::: ITEMS :::

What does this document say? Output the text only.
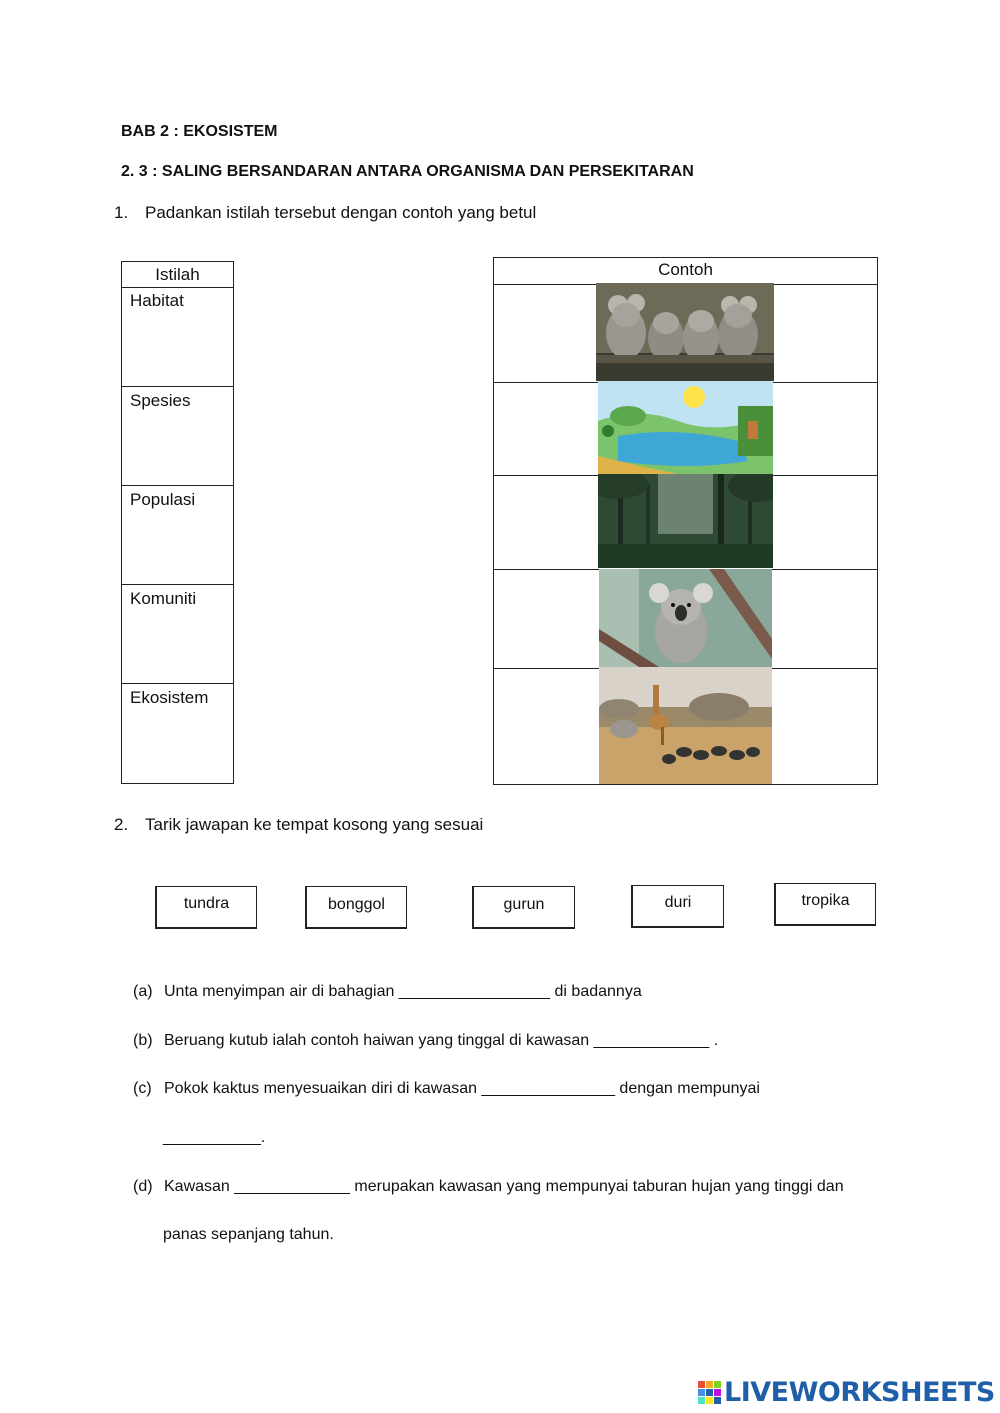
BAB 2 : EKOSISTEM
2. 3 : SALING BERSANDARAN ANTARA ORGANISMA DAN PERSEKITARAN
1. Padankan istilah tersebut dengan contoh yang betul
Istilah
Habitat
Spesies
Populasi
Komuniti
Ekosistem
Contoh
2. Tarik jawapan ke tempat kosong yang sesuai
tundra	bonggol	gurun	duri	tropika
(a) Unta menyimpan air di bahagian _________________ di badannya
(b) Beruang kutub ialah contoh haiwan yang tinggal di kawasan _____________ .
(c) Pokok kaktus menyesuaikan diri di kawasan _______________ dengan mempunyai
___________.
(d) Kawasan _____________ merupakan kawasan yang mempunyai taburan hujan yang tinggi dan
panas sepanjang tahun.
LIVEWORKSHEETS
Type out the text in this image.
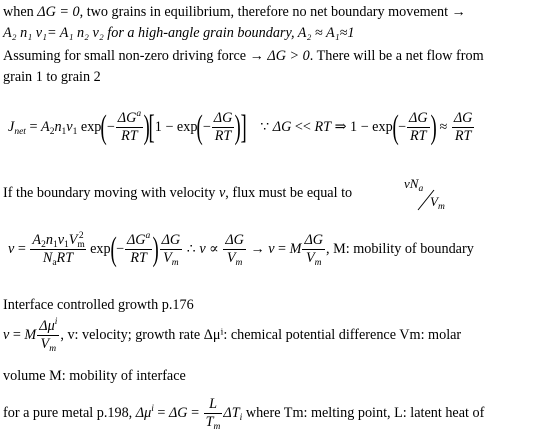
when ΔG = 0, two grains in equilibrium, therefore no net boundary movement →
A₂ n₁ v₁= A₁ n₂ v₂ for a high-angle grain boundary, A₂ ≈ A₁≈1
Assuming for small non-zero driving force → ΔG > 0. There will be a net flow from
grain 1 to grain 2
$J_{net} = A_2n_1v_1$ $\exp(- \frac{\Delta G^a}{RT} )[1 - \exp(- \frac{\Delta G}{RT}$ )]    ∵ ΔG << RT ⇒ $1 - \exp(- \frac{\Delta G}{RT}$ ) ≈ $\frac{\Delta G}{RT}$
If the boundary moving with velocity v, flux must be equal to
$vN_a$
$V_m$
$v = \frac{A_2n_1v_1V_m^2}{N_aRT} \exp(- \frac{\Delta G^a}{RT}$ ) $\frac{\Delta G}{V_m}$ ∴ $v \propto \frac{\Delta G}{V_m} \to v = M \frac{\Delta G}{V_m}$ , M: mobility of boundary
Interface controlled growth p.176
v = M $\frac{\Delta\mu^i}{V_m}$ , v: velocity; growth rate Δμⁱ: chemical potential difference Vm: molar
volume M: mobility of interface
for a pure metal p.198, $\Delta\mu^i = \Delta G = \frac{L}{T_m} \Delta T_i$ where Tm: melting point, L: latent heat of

:::

- **INSTRUCTIONS FOR THE TASK**
Report each line in the preceding entries that holds the string "Delta".

- **SOLUTION TO THIS EXERCISE**
$J_{net} = A_2n_1v_1$ $\exp(- \frac{\Delta G^a}{RT} )[1 - \exp(- \frac{\Delta G}{RT}$ )]    ∵ ΔG << RT ⇒ $1 - \exp(- \frac{\Delta G}{RT}$ ) ≈ $\frac{\Delta G}{RT}$
$v = \frac{A_2n_1v_1V_m^2}{N_aRT} \exp(- \frac{\Delta G^a}{RT}$ ) $\frac{\Delta G}{V_m}$ ∴ $v \propto \frac{\Delta G}{V_m} \to v = M \frac{\Delta G}{V_m}$ , M: mobility of boundary
v = M $\frac{\Delta\mu^i}{V_m}$ , v: velocity; growth rate Δμⁱ: chemical potential difference Vm: molar
for a pure metal p.198, $\Delta\mu^i = \Delta G = \frac{L}{T_m} \Delta T_i$ where Tm: melting point, L: latent heat of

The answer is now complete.